> **Exercise aim**
Please return every one of the lines below word for word, but leave the pictures out of your answer.
-- Begin Records for the exercise --
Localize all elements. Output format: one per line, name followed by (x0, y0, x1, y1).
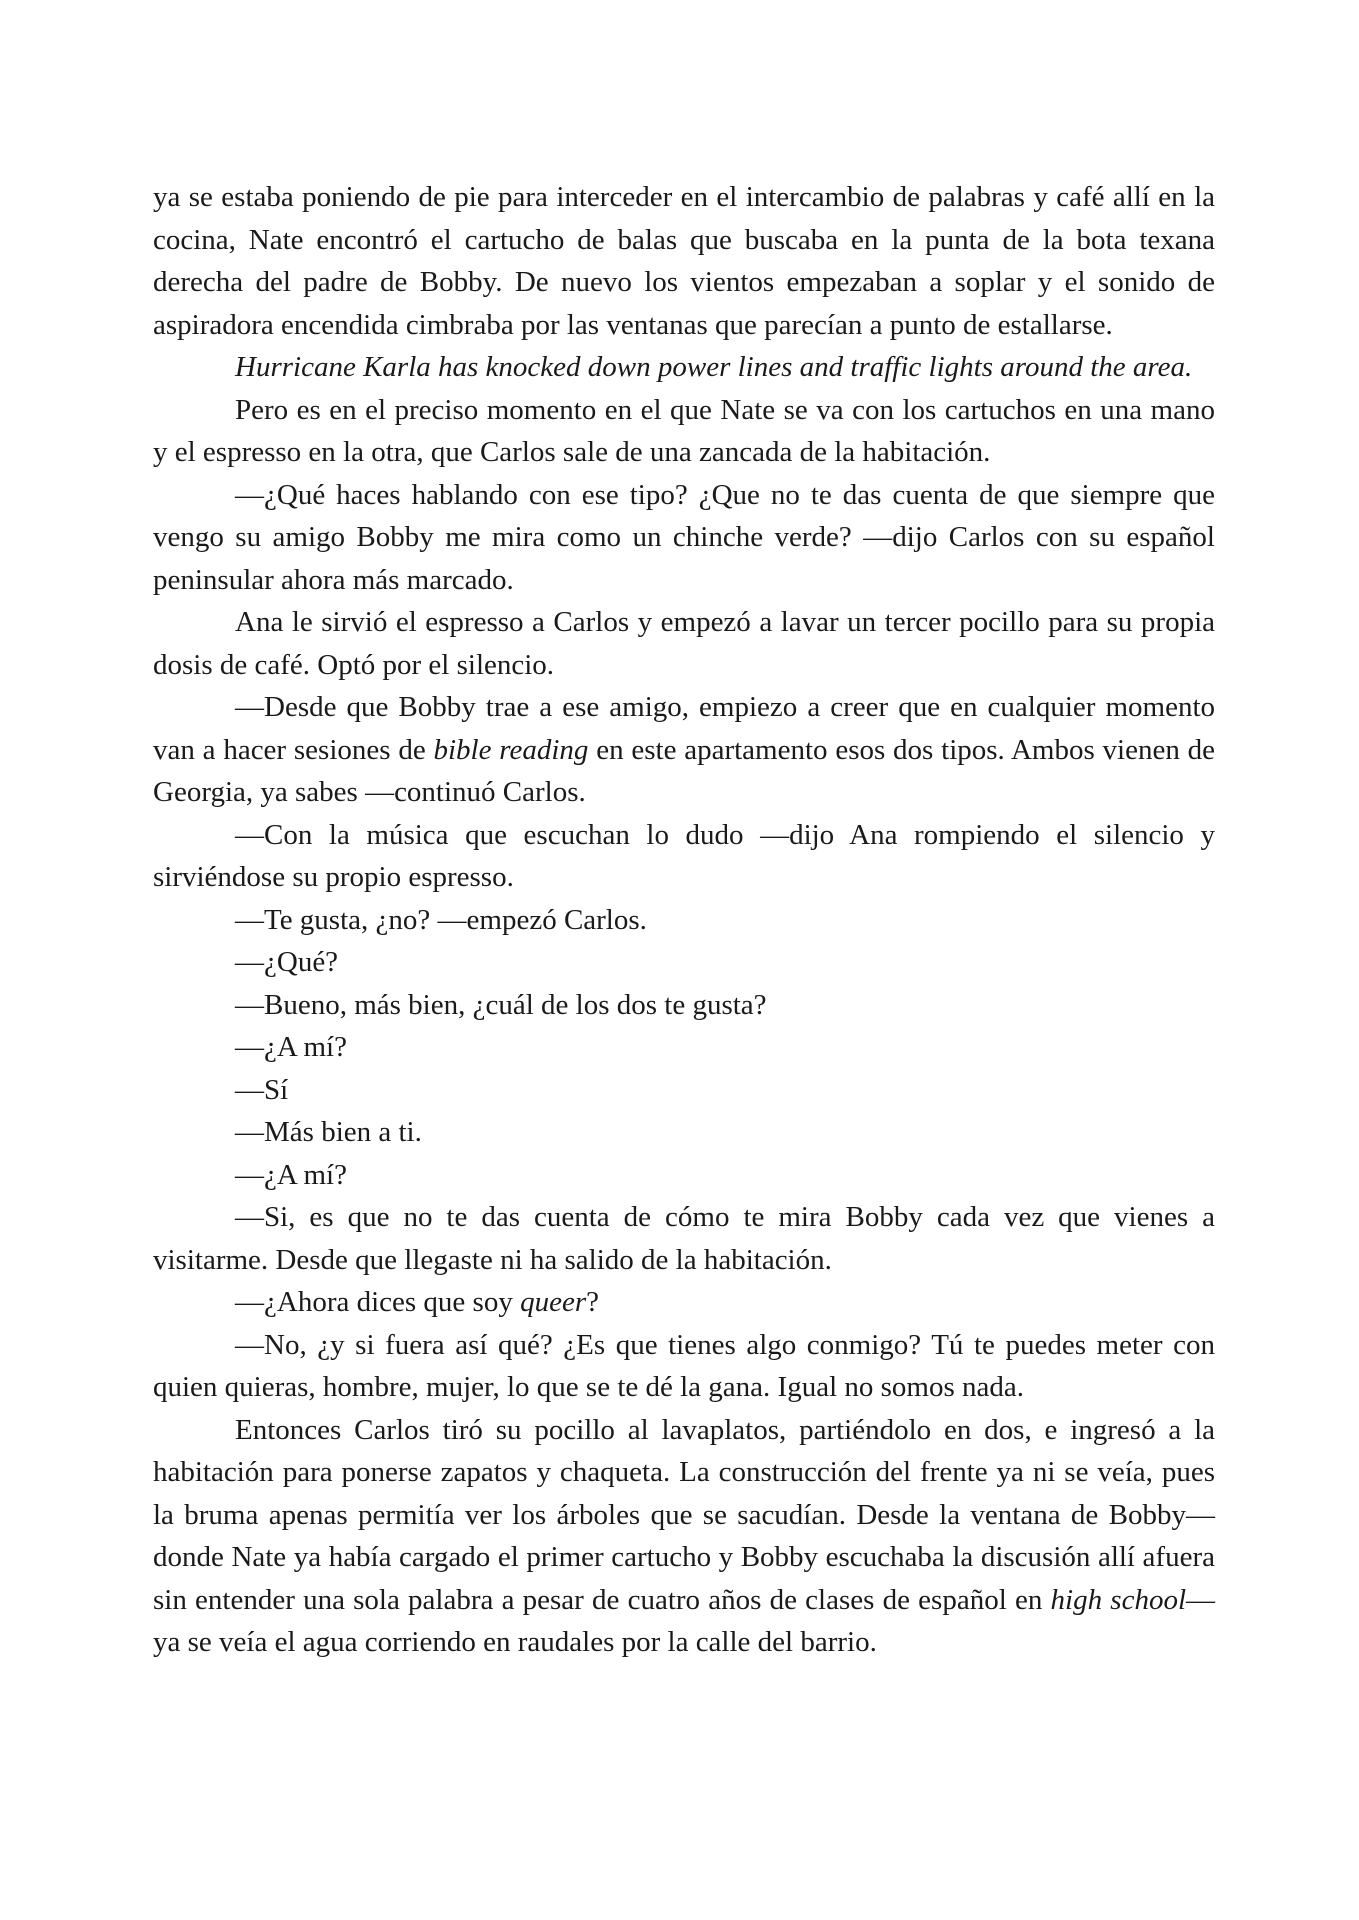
text-segment: ? (586, 1286, 599, 1318)
paragraph (153, 1069, 1215, 1112)
paragraph (153, 389, 1215, 474)
text-segment: —¿A mí? (235, 1158, 347, 1191)
paragraph (153, 1026, 1215, 1069)
document-page (153, 176, 1215, 1664)
text-segment: en este apartamento esos dos tipos. Ambos vienen de Georgia, ya sabes —continuó Carlos. (153, 733, 1216, 808)
italic-text-segment: Hurricane Karla has knocked down power lines and traffic lights around the area. (235, 351, 1193, 383)
text-segment: —¿Qué haces hablando con ese tipo? ¿Que no te das cuenta de que siempre que vengo su amigo Bobby me mira como un chinche verde? —dijo Carlos con su español peninsular ahora más marcado. (153, 478, 1215, 596)
paragraph (153, 899, 1215, 942)
text-segment: —Te gusta, ¿no? —empezó Carlos. (235, 903, 647, 936)
text-segment: —¿Qué? (235, 946, 339, 978)
paragraph (153, 474, 1215, 602)
text-segment: Pero es en el preciso momento en el que Nate se va con los cartuchos en una mano y el espresso en la otra, que Carlos sale de una zancada de la habitación. (153, 393, 1215, 468)
paragraph (153, 984, 1215, 1027)
text-segment: —Con la música que escuchan lo dudo —dijo Ana rompiendo el silencio y sirviéndose su propio espresso. (153, 818, 1215, 893)
text-segment: ya se estaba poniendo de pie para interceder en el intercambio de palabras y café allí en la cocina, Nate encontró el cartucho de balas que buscaba en la punta de la bota texana derecha del padre de Bobby. De nuevo los vientos empezaban a soplar y el sonido de aspiradora encendida cimbraba por las ventanas que parecían a punto de estallarse. (153, 181, 1215, 341)
paragraph (153, 346, 1215, 389)
paragraph (153, 176, 1215, 346)
paragraph (153, 1409, 1215, 1664)
text-segment: —¿Ahora dices que soy (235, 1286, 521, 1318)
text-segment: —Más bien a ti. (235, 1116, 422, 1148)
paragraph (153, 941, 1215, 984)
text-segment: —Si, es que no te das cuenta de cómo te mira Bobby cada vez que vienes a visitarme. Desde que llegaste ni ha salido de la habitación. (153, 1201, 1215, 1276)
text-segment: —Desde que Bobby trae a ese amigo, empiezo a creer que en cualquier momento van a hacer sesiones de (153, 691, 1215, 766)
paragraph (153, 814, 1215, 899)
italic-text-segment: bible reading (433, 733, 589, 766)
paragraph (153, 1281, 1215, 1324)
text-segment: —Sí (235, 1073, 289, 1106)
paragraph (153, 1324, 1215, 1409)
text-segment: Ana le sirvió el espresso a Carlos y empezó a lavar un tercer pocillo para su propia dosis de café. Optó por el silencio. (153, 606, 1215, 681)
paragraph (153, 1111, 1215, 1154)
text-segment: Entonces Carlos tiró su pocillo al lavaplatos, partiéndolo en dos, e ingresó a la habitación para ponerse zapatos y chaqueta. La construcción del frente ya ni se veía, pues la bruma apenas permitía ver los árboles que se sacudían. Desde la ventana de Bobby—donde Nate ya había cargado el primer cartucho y Bobby escuchaba la discusión allí afuera sin entender una sola palabra a pesar de cuatro años de clases de español en (153, 1413, 1215, 1616)
text-segment: —Bueno, más bien, ¿cuál de los dos te gusta? (235, 988, 767, 1021)
paragraph (153, 1196, 1215, 1281)
text-segment: —¿A mí? (235, 1031, 347, 1063)
italic-text-segment: high school (1050, 1583, 1186, 1616)
italic-text-segment: queer (520, 1286, 587, 1318)
paragraph (153, 601, 1215, 686)
text-segment: —No, ¿y si fuera así qué? ¿Es que tienes algo conmigo? Tú te puedes meter con quien quieras, hombre, mujer, lo que se te dé la gana. Igual no somos nada. (153, 1328, 1215, 1403)
paragraph (153, 1154, 1215, 1197)
text-segment: —ya se veía el agua corriendo en raudales por la calle del barrio. (153, 1583, 1215, 1658)
paragraph (153, 686, 1215, 814)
-- End Records for the exercise --
> **Reply**
Localize all elements. Output format: one per line, name followed by (x0, y0, x1, y1).
text-segment: ? (586, 1286, 599, 1318)
paragraph (153, 1069, 1215, 1112)
paragraph (153, 389, 1215, 474)
text-segment: —¿A mí? (235, 1158, 347, 1191)
paragraph (153, 1026, 1215, 1069)
document-page (153, 176, 1215, 1664)
text-segment: en este apartamento esos dos tipos. Ambos vienen de Georgia, ya sabes —continuó Carlos. (153, 733, 1216, 808)
italic-text-segment: Hurricane Karla has knocked down power lines and traffic lights around the area. (235, 351, 1193, 383)
text-segment: —¿Qué haces hablando con ese tipo? ¿Que no te das cuenta de que siempre que vengo su amigo Bobby me mira como un chinche verde? —dijo Carlos con su español peninsular ahora más marcado. (153, 478, 1215, 596)
paragraph (153, 899, 1215, 942)
text-segment: —Te gusta, ¿no? —empezó Carlos. (235, 903, 647, 936)
text-segment: —¿Qué? (235, 946, 339, 978)
paragraph (153, 474, 1215, 602)
text-segment: Pero es en el preciso momento en el que Nate se va con los cartuchos en una mano y el espresso en la otra, que Carlos sale de una zancada de la habitación. (153, 393, 1215, 468)
paragraph (153, 984, 1215, 1027)
text-segment: —Con la música que escuchan lo dudo —dijo Ana rompiendo el silencio y sirviéndose su propio espresso. (153, 818, 1215, 893)
text-segment: ya se estaba poniendo de pie para interceder en el intercambio de palabras y café allí en la cocina, Nate encontró el cartucho de balas que buscaba en la punta de la bota texana derecha del padre de Bobby. De nuevo los vientos empezaban a soplar y el sonido de aspiradora encendida cimbraba por las ventanas que parecían a punto de estallarse. (153, 181, 1215, 341)
paragraph (153, 346, 1215, 389)
paragraph (153, 176, 1215, 346)
paragraph (153, 1409, 1215, 1664)
text-segment: —¿Ahora dices que soy (235, 1286, 521, 1318)
text-segment: —Más bien a ti. (235, 1116, 422, 1148)
paragraph (153, 941, 1215, 984)
text-segment: —Si, es que no te das cuenta de cómo te mira Bobby cada vez que vienes a visitarme. Desde que llegaste ni ha salido de la habitación. (153, 1201, 1215, 1276)
text-segment: —Desde que Bobby trae a ese amigo, empiezo a creer que en cualquier momento van a hacer sesiones de (153, 691, 1215, 766)
paragraph (153, 814, 1215, 899)
italic-text-segment: bible reading (433, 733, 589, 766)
paragraph (153, 1281, 1215, 1324)
text-segment: —Sí (235, 1073, 289, 1106)
paragraph (153, 1324, 1215, 1409)
text-segment: Ana le sirvió el espresso a Carlos y empezó a lavar un tercer pocillo para su propia dosis de café. Optó por el silencio. (153, 606, 1215, 681)
paragraph (153, 1111, 1215, 1154)
text-segment: Entonces Carlos tiró su pocillo al lavaplatos, partiéndolo en dos, e ingresó a la habitación para ponerse zapatos y chaqueta. La construcción del frente ya ni se veía, pues la bruma apenas permitía ver los árboles que se sacudían. Desde la ventana de Bobby—donde Nate ya había cargado el primer cartucho y Bobby escuchaba la discusión allí afuera sin entender una sola palabra a pesar de cuatro años de clases de español en (153, 1413, 1215, 1616)
text-segment: —Bueno, más bien, ¿cuál de los dos te gusta? (235, 988, 767, 1021)
paragraph (153, 1196, 1215, 1281)
text-segment: —¿A mí? (235, 1031, 347, 1063)
italic-text-segment: high school (1050, 1583, 1186, 1616)
italic-text-segment: queer (520, 1286, 587, 1318)
paragraph (153, 601, 1215, 686)
text-segment: —No, ¿y si fuera así qué? ¿Es que tienes algo conmigo? Tú te puedes meter con quien quieras, hombre, mujer, lo que se te dé la gana. Igual no somos nada. (153, 1328, 1215, 1403)
paragraph (153, 1154, 1215, 1197)
text-segment: —ya se veía el agua corriendo en raudales por la calle del barrio. (153, 1583, 1215, 1658)
paragraph (153, 686, 1215, 814)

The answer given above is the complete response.